» Task brief: Set down the material below in full, matching it exactly.

» Data entries:
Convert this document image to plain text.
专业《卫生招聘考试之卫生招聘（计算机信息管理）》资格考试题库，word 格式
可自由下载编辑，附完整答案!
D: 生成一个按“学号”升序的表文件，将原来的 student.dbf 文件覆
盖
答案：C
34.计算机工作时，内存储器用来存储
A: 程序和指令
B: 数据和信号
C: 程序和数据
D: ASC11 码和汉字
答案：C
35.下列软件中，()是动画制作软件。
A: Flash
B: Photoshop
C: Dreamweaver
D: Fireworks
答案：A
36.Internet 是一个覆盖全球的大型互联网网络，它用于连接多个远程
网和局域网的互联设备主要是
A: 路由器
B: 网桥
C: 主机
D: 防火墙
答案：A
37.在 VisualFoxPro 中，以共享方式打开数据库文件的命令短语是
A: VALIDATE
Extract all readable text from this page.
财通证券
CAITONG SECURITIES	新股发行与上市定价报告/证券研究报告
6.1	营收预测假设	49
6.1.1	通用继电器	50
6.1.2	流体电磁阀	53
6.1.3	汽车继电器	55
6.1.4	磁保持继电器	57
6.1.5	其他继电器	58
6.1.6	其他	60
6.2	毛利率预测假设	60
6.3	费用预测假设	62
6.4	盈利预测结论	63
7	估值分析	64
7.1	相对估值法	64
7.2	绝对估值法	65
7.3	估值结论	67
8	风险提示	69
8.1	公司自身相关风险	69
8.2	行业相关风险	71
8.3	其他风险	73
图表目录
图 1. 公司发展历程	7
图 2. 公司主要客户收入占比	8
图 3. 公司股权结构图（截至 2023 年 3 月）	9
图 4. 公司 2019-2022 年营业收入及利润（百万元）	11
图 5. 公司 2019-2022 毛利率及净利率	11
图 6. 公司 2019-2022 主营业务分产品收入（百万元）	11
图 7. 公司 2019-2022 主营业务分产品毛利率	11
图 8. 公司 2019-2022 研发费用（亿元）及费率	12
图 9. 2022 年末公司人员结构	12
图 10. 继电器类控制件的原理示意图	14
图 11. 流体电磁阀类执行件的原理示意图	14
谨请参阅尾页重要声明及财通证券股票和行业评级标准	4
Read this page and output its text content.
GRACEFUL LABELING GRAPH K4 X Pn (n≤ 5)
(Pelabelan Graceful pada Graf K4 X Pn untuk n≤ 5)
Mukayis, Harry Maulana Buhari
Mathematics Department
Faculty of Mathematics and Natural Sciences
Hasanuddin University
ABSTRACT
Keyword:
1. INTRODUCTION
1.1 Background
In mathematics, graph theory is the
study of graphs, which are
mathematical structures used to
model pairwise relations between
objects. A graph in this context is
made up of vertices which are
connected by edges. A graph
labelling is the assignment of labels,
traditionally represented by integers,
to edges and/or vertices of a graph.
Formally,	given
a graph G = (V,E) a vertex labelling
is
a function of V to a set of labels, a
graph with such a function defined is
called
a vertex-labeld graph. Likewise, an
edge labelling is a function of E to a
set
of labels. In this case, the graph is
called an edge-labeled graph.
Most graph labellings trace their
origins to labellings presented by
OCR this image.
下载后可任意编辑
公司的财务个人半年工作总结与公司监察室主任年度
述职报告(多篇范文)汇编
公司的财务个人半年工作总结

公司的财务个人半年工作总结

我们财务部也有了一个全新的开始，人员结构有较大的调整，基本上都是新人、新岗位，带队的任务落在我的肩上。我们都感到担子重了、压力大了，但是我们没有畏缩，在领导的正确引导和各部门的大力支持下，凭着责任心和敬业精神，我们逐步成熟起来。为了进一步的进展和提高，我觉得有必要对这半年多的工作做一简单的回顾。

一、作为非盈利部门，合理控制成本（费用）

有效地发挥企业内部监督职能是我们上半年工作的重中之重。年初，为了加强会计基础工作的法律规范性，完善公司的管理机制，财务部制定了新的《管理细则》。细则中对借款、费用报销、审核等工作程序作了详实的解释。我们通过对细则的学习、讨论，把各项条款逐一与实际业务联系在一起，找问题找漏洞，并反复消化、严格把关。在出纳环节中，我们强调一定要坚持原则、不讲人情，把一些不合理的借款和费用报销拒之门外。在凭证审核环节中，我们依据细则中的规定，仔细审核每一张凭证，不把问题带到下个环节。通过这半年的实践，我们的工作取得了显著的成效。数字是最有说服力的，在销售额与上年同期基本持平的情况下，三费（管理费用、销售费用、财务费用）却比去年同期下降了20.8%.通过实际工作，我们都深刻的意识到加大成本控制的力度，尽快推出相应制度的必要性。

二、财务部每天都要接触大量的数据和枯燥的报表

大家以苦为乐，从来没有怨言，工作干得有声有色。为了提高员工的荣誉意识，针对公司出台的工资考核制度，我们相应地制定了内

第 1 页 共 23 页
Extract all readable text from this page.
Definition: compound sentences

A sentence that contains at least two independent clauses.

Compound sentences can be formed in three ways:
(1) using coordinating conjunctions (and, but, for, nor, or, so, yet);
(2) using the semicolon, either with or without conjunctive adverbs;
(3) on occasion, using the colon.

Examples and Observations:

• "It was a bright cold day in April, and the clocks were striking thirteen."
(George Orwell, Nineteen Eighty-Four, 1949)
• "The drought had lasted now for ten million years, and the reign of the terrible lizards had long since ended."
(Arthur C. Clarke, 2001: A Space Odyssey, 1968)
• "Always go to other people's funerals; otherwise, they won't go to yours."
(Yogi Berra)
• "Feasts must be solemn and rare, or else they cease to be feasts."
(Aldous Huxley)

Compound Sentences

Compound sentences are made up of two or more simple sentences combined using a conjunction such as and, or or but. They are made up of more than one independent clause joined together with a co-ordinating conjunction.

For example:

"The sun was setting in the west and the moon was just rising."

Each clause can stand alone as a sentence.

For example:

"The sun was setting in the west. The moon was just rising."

» Correct result:
Convert this document image to plain text.
专业《卫生招聘考试之卫生招聘（计算机信息管理）》资格考试题库，word 格式
可自由下载编辑，附完整答案!
D: 生成一个按“学号”升序的表文件，将原来的 student.dbf 文件覆
盖
答案：C
34.计算机工作时，内存储器用来存储
A: 程序和指令
B: 数据和信号
C: 程序和数据
D: ASC11 码和汉字
答案：C
35.下列软件中，()是动画制作软件。
A: Flash
B: Photoshop
C: Dreamweaver
D: Fireworks
答案：A
36.Internet 是一个覆盖全球的大型互联网网络，它用于连接多个远程
网和局域网的互联设备主要是
A: 路由器
B: 网桥
C: 主机
D: 防火墙
答案：A
37.在 VisualFoxPro 中，以共享方式打开数据库文件的命令短语是
A: VALIDATE
Extract all readable text from this page.
财通证券
CAITONG SECURITIES	新股发行与上市定价报告/证券研究报告
6.1	营收预测假设	49
6.1.1	通用继电器	50
6.1.2	流体电磁阀	53
6.1.3	汽车继电器	55
6.1.4	磁保持继电器	57
6.1.5	其他继电器	58
6.1.6	其他	60
6.2	毛利率预测假设	60
6.3	费用预测假设	62
6.4	盈利预测结论	63
7	估值分析	64
7.1	相对估值法	64
7.2	绝对估值法	65
7.3	估值结论	67
8	风险提示	69
8.1	公司自身相关风险	69
8.2	行业相关风险	71
8.3	其他风险	73
图表目录
图 1. 公司发展历程	7
图 2. 公司主要客户收入占比	8
图 3. 公司股权结构图（截至 2023 年 3 月）	9
图 4. 公司 2019-2022 年营业收入及利润（百万元）	11
图 5. 公司 2019-2022 毛利率及净利率	11
图 6. 公司 2019-2022 主营业务分产品收入（百万元）	11
图 7. 公司 2019-2022 主营业务分产品毛利率	11
图 8. 公司 2019-2022 研发费用（亿元）及费率	12
图 9. 2022 年末公司人员结构	12
图 10. 继电器类控制件的原理示意图	14
图 11. 流体电磁阀类执行件的原理示意图	14
谨请参阅尾页重要声明及财通证券股票和行业评级标准	4
Read this page and output its text content.
GRACEFUL LABELING GRAPH K4 X Pn (n≤ 5)
(Pelabelan Graceful pada Graf K4 X Pn untuk n≤ 5)
Mukayis, Harry Maulana Buhari
Mathematics Department
Faculty of Mathematics and Natural Sciences
Hasanuddin University
ABSTRACT
Keyword:
1. INTRODUCTION
1.1 Background
In mathematics, graph theory is the
study of graphs, which are
mathematical structures used to
model pairwise relations between
objects. A graph in this context is
made up of vertices which are
connected by edges. A graph
labelling is the assignment of labels,
traditionally represented by integers,
to edges and/or vertices of a graph.
Formally,	given
a graph G = (V,E) a vertex labelling
is
a function of V to a set of labels, a
graph with such a function defined is
called
a vertex-labeld graph. Likewise, an
edge labelling is a function of E to a
set
of labels. In this case, the graph is
called an edge-labeled graph.
Most graph labellings trace their
origins to labellings presented by
OCR this image.
下载后可任意编辑
公司的财务个人半年工作总结与公司监察室主任年度
述职报告(多篇范文)汇编
公司的财务个人半年工作总结

公司的财务个人半年工作总结

我们财务部也有了一个全新的开始，人员结构有较大的调整，基本上都是新人、新岗位，带队的任务落在我的肩上。我们都感到担子重了、压力大了，但是我们没有畏缩，在领导的正确引导和各部门的大力支持下，凭着责任心和敬业精神，我们逐步成熟起来。为了进一步的进展和提高，我觉得有必要对这半年多的工作做一简单的回顾。

一、作为非盈利部门，合理控制成本（费用）

有效地发挥企业内部监督职能是我们上半年工作的重中之重。年初，为了加强会计基础工作的法律规范性，完善公司的管理机制，财务部制定了新的《管理细则》。细则中对借款、费用报销、审核等工作程序作了详实的解释。我们通过对细则的学习、讨论，把各项条款逐一与实际业务联系在一起，找问题找漏洞，并反复消化、严格把关。在出纳环节中，我们强调一定要坚持原则、不讲人情，把一些不合理的借款和费用报销拒之门外。在凭证审核环节中，我们依据细则中的规定，仔细审核每一张凭证，不把问题带到下个环节。通过这半年的实践，我们的工作取得了显著的成效。数字是最有说服力的，在销售额与上年同期基本持平的情况下，三费（管理费用、销售费用、财务费用）却比去年同期下降了20.8%.通过实际工作，我们都深刻的意识到加大成本控制的力度，尽快推出相应制度的必要性。

二、财务部每天都要接触大量的数据和枯燥的报表

大家以苦为乐，从来没有怨言，工作干得有声有色。为了提高员工的荣誉意识，针对公司出台的工资考核制度，我们相应地制定了内

第 1 页 共 23 页
Extract all readable text from this page.
Definition: compound sentences

A sentence that contains at least two independent clauses.

Compound sentences can be formed in three ways:
(1) using coordinating conjunctions (and, but, for, nor, or, so, yet);
(2) using the semicolon, either with or without conjunctive adverbs;
(3) on occasion, using the colon.

Examples and Observations:

• "It was a bright cold day in April, and the clocks were striking thirteen."
(George Orwell, Nineteen Eighty-Four, 1949)
• "The drought had lasted now for ten million years, and the reign of the terrible lizards had long since ended."
(Arthur C. Clarke, 2001: A Space Odyssey, 1968)
• "Always go to other people's funerals; otherwise, they won't go to yours."
(Yogi Berra)
• "Feasts must be solemn and rare, or else they cease to be feasts."
(Aldous Huxley)

Compound Sentences

Compound sentences are made up of two or more simple sentences combined using a conjunction such as and, or or but. They are made up of more than one independent clause joined together with a co-ordinating conjunction.

For example:

"The sun was setting in the west and the moon was just rising."

Each clause can stand alone as a sentence.

For example:

"The sun was setting in the west. The moon was just rising."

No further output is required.